The ultimate comfort bake! Savory shredded chicken meets creamy Queso dip inside tender tortillas, all blanketed in rich red sauce. Quick prep guaranteed.


Ingredients

  • Shredded cooked chicken breast: 3 cups
  • Flour tortillas (fajita size): 10
  • Queso Blanco cheese dip: 15 oz jar
  • Canned red enchilada sauce: 10 oz can
  • Shredded Mexican blend cheese: 1 cup
  • Diced green chiles (canned): 4 oz can
  • Cream cheese (softened): 4 oz
  • Ground cumin: 1 teaspoon

Instructions

  1. Step 1: Preheat the oven to 375°F (190°C) and lightly grease a 9×13 inch baking dish. In a medium mixing bowl, combine the shredded chicken, diced green chiles, softened cream cheese, ground cumin, and half (approximately 7.5 oz) of the Queso Blanco cheese dip. Mix until thoroughly combined.
  2. Step 2: Pour the entire can of red enchilada sauce into the bottom of the prepared baking dish and spread the sauce evenly to coat the base.

## Tasks to perform
1: Quote the recipe word for word from "Ingredients" through "until thoroughly combined.", including both ends.
2: Based on the recipe, say whether each statement is true, answering yes or no and quoting the words that decide it: (a) The oven is preheated to 375°F. (b) The whole jar of Queso Blanco dip goes into the chicken mixture. (c) The enchilada sauce is spread over the bottom of the baking dish.
None of the material is needed for this work.

## Dataset excerpts
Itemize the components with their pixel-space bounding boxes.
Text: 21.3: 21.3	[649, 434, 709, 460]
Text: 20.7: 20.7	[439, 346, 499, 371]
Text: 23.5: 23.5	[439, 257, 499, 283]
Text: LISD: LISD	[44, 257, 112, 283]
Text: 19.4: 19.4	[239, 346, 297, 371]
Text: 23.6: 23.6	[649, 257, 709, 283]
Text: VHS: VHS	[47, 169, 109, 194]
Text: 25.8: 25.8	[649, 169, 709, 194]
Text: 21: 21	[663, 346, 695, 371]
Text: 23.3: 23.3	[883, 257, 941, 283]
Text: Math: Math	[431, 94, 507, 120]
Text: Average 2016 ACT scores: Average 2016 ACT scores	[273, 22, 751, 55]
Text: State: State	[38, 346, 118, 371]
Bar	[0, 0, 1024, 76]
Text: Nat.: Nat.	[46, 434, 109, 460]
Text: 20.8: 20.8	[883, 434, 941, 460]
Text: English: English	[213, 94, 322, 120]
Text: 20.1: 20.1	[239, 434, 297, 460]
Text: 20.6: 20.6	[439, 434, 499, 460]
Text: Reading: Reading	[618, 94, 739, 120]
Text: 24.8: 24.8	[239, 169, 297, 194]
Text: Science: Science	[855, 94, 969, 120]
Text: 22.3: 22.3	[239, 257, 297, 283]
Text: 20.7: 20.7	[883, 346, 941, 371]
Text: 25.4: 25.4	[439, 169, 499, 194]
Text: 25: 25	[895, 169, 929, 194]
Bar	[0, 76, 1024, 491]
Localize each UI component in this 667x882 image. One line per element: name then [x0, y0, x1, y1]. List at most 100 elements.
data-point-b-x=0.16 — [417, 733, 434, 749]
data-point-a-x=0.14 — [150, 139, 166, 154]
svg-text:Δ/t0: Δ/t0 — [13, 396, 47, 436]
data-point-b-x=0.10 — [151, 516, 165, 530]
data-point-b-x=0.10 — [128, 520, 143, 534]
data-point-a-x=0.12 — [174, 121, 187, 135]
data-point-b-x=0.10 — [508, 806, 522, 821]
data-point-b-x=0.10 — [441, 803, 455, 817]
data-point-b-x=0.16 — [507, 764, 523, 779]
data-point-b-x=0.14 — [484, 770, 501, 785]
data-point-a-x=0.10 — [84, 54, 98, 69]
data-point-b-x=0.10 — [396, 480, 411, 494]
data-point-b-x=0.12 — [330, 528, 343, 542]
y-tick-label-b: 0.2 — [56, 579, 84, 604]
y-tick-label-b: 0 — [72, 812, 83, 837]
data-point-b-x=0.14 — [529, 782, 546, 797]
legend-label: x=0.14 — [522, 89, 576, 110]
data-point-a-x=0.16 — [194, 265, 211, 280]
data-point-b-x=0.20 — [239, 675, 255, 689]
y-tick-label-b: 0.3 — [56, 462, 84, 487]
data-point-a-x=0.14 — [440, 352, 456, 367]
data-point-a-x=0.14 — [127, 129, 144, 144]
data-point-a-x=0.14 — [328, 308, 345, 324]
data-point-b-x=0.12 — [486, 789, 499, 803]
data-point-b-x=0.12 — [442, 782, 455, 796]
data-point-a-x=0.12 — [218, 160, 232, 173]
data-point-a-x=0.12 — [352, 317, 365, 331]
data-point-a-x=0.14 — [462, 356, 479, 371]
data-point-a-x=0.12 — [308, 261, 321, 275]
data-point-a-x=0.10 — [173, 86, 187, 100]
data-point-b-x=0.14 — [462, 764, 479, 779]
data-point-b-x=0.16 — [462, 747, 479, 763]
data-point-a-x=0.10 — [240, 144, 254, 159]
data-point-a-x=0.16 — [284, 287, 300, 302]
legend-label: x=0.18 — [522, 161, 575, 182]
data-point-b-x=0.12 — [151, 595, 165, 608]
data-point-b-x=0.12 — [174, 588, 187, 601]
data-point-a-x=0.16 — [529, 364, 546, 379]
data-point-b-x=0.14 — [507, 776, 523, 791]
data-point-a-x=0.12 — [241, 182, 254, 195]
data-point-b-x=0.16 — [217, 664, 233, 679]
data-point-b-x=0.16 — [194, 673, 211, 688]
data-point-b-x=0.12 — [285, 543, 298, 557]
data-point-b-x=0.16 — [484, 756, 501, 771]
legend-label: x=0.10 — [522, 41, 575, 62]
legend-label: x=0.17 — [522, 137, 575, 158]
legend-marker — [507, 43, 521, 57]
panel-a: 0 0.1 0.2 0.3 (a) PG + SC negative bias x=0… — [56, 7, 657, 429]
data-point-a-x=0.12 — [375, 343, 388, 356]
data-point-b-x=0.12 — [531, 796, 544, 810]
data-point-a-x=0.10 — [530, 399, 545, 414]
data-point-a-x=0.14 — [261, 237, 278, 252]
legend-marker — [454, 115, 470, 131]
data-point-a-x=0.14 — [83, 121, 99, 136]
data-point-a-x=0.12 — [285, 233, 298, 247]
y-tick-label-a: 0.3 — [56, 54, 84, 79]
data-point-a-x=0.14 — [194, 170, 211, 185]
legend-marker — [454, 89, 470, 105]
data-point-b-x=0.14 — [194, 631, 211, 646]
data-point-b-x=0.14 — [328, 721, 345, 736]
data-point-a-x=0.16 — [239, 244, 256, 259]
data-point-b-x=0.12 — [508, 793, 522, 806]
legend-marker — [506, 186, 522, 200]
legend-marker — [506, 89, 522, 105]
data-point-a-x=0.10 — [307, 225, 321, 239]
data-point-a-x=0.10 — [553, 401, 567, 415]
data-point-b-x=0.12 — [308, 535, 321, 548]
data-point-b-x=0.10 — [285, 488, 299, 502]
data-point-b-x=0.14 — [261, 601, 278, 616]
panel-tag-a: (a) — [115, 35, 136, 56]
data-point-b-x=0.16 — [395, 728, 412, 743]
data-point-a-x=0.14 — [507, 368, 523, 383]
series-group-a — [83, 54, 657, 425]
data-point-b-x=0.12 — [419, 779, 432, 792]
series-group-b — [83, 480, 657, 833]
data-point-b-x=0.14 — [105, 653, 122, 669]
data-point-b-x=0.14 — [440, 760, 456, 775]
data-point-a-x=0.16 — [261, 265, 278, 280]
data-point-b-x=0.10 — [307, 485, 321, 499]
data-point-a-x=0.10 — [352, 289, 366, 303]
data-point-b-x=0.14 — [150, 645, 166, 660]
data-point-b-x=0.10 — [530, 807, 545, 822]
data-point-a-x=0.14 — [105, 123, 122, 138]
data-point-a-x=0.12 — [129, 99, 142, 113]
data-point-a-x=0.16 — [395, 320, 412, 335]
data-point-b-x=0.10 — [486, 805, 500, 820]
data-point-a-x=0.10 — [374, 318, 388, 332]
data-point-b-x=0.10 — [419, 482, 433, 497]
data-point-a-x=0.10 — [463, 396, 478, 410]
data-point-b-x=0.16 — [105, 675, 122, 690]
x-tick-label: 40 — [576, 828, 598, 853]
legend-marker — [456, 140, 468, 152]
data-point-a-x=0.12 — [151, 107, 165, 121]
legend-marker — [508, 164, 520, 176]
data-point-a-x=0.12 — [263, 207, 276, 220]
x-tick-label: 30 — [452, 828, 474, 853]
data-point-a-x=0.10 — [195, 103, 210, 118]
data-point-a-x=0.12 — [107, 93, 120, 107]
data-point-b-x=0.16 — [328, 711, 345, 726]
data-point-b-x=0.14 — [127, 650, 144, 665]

## Answer list
1:
Ingredients

  • Shredded cooked chicken breast: 3 cups
  • Flour tortillas (fajita size): 10
  • Queso Blanco cheese dip: 15 oz jar
  • Canned red enchilada sauce: 10 oz can
  • Shredded Mexican blend cheese: 1 cup
  • Diced green chiles (canned): 4 oz can
  • Cream cheese (softened): 4 oz
  • Ground cumin: 1 teaspoon

Instructions

  1. Step 1: Preheat the oven to 375°F (190°C) and lightly grease a 9×13 inch baking dish. In a medium mixing bowl, combine the shredded chicken, diced green chiles, softened cream cheese, ground cumin, and half (approximately 7.5 oz) of the Queso Blanco cheese dip. Mix until thoroughly combined.

2:
(a) Yes: "Preheat the oven to 375°F (190°C)"
(b) No: "half (approximately 7.5 oz) of the Queso Blanco cheese dip"
(c) Yes: "Pour the entire can of red enchilada sauce into the bottom of the prepared baking dish and spread the sauce evenly to coat the base."